(Region boundary material)
* Begin *

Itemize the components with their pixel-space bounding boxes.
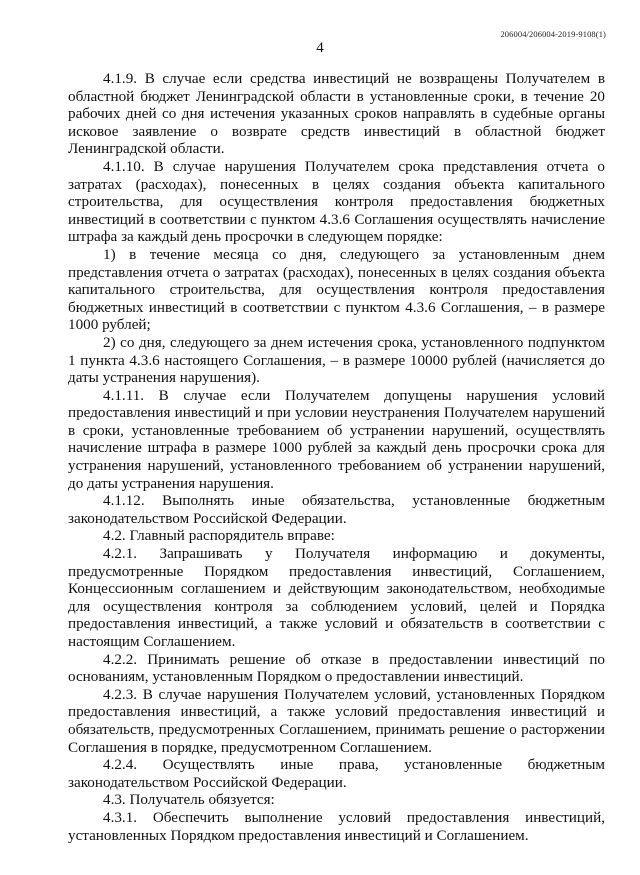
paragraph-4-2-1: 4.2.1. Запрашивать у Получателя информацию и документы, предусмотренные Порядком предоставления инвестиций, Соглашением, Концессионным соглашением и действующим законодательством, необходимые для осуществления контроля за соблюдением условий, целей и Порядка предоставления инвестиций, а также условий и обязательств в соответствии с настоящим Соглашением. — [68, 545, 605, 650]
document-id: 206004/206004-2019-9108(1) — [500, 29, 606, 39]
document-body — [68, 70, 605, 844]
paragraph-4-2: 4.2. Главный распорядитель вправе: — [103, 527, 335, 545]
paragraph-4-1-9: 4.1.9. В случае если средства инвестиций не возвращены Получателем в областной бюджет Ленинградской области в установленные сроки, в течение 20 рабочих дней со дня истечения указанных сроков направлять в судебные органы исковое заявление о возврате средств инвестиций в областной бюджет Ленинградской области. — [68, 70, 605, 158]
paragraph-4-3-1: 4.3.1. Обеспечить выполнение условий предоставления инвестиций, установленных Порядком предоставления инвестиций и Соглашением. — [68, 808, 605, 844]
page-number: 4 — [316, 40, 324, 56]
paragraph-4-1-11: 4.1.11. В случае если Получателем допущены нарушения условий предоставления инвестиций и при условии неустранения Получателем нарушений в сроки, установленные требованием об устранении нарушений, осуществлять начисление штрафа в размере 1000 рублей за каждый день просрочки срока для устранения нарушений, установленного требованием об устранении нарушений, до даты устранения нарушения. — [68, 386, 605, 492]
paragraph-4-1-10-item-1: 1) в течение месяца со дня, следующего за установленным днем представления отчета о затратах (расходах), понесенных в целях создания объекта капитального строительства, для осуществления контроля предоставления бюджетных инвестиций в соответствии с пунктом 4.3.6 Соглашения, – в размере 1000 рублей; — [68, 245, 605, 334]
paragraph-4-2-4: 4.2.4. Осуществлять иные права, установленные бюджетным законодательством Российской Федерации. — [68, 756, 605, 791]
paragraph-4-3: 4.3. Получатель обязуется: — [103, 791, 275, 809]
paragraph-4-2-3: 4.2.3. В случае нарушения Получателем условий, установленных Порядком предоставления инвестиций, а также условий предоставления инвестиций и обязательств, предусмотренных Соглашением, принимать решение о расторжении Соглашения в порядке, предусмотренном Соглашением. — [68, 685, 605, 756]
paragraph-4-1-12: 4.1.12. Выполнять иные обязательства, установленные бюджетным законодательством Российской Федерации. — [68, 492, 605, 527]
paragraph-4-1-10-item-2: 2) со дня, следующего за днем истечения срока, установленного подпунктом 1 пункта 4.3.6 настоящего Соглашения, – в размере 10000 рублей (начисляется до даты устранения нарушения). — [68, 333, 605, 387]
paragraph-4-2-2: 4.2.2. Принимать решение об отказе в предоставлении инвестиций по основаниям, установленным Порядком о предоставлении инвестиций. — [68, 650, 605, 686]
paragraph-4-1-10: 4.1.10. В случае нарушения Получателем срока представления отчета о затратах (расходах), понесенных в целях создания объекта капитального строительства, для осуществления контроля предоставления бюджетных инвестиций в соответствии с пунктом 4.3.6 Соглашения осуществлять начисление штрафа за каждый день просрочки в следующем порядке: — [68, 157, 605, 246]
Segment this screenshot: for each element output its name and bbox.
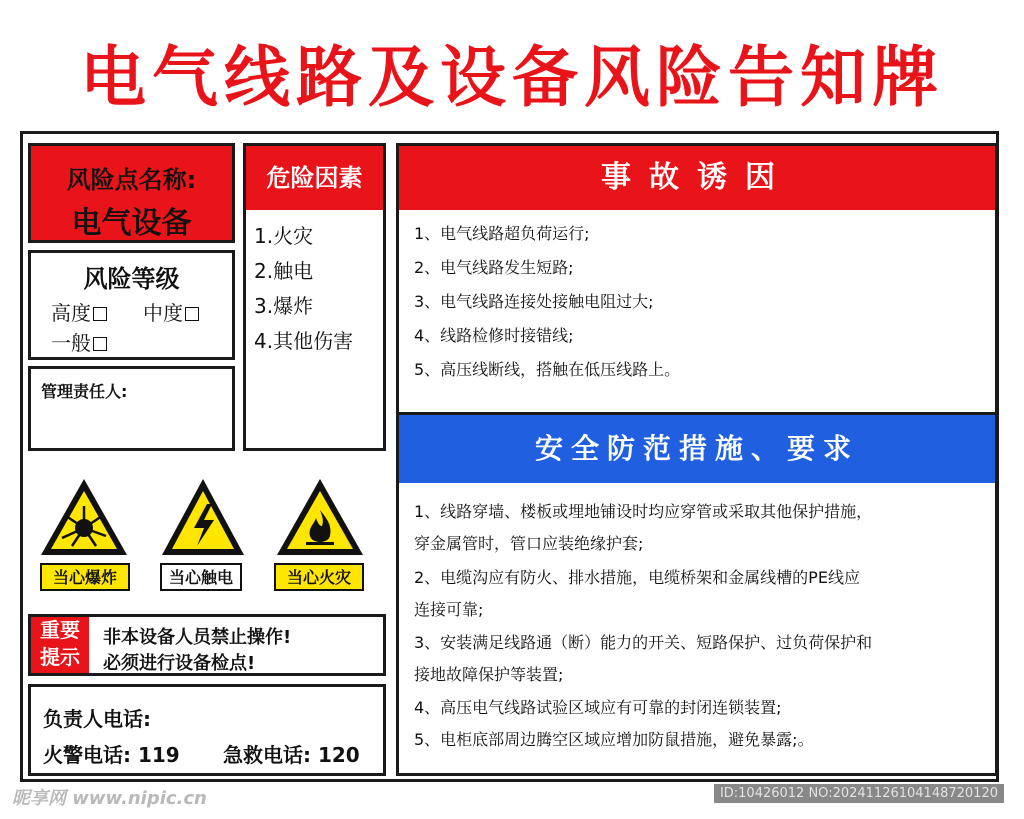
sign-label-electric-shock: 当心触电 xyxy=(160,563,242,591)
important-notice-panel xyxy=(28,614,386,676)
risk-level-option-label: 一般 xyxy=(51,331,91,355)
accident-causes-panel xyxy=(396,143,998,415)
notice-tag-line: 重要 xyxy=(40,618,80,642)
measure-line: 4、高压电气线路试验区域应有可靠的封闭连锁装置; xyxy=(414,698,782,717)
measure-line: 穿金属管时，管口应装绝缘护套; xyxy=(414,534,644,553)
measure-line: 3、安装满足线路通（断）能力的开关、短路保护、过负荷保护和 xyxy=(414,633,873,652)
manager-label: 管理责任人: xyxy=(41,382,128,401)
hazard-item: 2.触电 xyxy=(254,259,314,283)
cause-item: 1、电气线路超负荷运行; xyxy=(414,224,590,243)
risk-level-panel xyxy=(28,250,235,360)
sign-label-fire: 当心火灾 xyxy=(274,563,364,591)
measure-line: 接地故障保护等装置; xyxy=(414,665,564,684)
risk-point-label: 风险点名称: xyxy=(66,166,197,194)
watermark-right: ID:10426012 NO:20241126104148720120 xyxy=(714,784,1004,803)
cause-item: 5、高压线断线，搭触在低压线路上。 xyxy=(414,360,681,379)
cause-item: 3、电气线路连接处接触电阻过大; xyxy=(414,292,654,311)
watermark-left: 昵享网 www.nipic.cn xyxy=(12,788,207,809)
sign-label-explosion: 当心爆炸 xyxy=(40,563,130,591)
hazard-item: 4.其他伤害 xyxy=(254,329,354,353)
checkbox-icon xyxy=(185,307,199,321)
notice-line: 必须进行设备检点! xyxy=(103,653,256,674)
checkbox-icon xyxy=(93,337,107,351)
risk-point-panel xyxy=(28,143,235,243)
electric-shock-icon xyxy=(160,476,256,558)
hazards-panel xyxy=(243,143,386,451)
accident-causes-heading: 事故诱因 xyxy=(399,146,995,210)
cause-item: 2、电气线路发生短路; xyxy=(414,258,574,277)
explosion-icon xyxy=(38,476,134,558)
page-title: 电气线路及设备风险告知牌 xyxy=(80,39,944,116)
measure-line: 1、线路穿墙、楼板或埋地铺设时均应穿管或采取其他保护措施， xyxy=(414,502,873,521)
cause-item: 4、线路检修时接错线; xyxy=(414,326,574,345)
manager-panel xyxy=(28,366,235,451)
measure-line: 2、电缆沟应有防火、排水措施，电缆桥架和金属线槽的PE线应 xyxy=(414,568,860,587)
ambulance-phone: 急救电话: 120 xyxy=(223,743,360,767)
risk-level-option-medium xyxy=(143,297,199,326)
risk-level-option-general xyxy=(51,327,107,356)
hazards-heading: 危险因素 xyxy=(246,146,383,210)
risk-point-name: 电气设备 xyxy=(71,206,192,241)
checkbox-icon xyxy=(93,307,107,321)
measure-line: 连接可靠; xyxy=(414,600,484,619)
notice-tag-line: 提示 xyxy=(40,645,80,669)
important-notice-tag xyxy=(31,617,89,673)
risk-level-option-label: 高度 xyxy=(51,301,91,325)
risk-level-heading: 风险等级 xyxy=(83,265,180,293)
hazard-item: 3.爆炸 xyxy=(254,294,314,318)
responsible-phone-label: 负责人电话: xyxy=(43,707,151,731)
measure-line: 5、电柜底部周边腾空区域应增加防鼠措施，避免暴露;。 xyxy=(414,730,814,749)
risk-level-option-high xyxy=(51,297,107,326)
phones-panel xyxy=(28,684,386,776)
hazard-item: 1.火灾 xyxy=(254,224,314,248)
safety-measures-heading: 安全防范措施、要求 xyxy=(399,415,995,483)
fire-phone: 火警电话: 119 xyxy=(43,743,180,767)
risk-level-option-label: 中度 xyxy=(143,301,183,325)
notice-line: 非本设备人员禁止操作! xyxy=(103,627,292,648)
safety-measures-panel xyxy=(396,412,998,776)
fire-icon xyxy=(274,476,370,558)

* End *
* Begin *

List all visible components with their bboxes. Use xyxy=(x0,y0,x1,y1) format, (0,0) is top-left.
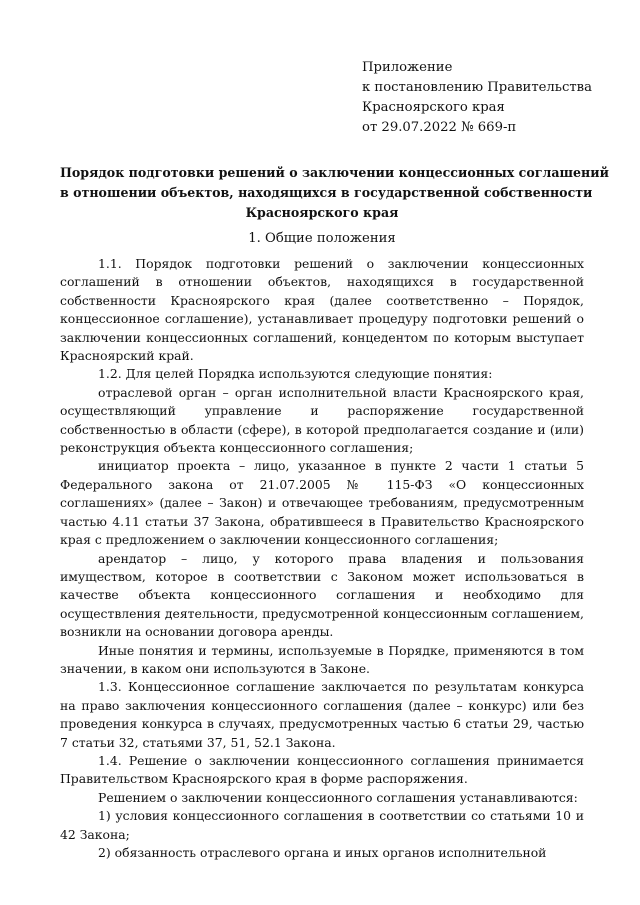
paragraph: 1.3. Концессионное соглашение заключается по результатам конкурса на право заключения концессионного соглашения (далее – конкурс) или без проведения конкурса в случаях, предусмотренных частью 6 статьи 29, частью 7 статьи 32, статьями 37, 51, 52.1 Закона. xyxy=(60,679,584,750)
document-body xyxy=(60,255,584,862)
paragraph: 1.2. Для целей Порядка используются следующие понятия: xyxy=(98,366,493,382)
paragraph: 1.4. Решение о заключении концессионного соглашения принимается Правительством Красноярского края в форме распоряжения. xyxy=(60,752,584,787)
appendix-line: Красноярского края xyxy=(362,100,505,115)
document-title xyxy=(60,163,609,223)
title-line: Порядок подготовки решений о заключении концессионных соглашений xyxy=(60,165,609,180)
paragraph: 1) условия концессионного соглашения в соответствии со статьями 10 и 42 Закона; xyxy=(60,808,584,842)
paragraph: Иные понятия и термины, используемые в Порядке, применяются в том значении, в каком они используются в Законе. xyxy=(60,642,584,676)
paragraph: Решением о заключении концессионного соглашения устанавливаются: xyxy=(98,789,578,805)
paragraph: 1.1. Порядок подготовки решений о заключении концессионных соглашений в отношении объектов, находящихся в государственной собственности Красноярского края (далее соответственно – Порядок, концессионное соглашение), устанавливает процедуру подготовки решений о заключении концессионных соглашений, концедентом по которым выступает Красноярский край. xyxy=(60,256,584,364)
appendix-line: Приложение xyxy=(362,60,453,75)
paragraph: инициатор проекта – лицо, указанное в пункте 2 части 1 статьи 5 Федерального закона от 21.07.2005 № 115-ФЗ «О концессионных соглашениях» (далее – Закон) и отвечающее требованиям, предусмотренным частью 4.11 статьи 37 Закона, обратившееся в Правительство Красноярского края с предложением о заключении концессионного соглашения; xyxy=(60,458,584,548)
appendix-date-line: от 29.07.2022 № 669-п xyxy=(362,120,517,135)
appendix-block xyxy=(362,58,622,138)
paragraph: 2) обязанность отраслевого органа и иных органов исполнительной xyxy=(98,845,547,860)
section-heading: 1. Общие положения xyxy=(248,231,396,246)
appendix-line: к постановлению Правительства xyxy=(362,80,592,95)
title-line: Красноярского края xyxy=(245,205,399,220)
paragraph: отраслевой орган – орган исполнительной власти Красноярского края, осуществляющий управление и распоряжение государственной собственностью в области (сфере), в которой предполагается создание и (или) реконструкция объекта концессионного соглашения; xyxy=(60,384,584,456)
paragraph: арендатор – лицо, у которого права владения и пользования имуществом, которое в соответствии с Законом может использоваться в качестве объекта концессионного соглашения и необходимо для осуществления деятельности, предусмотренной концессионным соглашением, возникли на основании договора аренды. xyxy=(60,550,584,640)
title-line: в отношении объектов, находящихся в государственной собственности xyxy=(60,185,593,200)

* End *

# WHAT IS NEEDED
Copy the lines of the material from the one holding "paragraph-4-2-1: 4.2.1. Запрашивать" through the one holding "page-number: 4 — [316, 40, 324, 56]", inclusive.

# EXERCISE SOLUTION
paragraph-4-2-1: 4.2.1. Запрашивать у Получателя информацию и документы, предусмотренные Порядком предоставления инвестиций, Соглашением, Концессионным соглашением и действующим законодательством, необходимые для осуществления контроля за соблюдением условий, целей и Порядка предоставления инвестиций, а также условий и обязательств в соответствии с настоящим Соглашением. — [68, 545, 605, 650]
document-id: 206004/206004-2019-9108(1) — [500, 29, 606, 39]
document-body — [68, 70, 605, 844]
paragraph-4-2: 4.2. Главный распорядитель вправе: — [103, 527, 335, 545]
paragraph-4-1-9: 4.1.9. В случае если средства инвестиций не возвращены Получателем в областной бюджет Ленинградской области в установленные сроки, в течение 20 рабочих дней со дня истечения указанных сроков направлять в судебные органы исковое заявление о возврате средств инвестиций в областной бюджет Ленинградской области. — [68, 70, 605, 158]
paragraph-4-3-1: 4.3.1. Обеспечить выполнение условий предоставления инвестиций, установленных Порядком предоставления инвестиций и Соглашением. — [68, 808, 605, 844]
page-number: 4 — [316, 40, 324, 56]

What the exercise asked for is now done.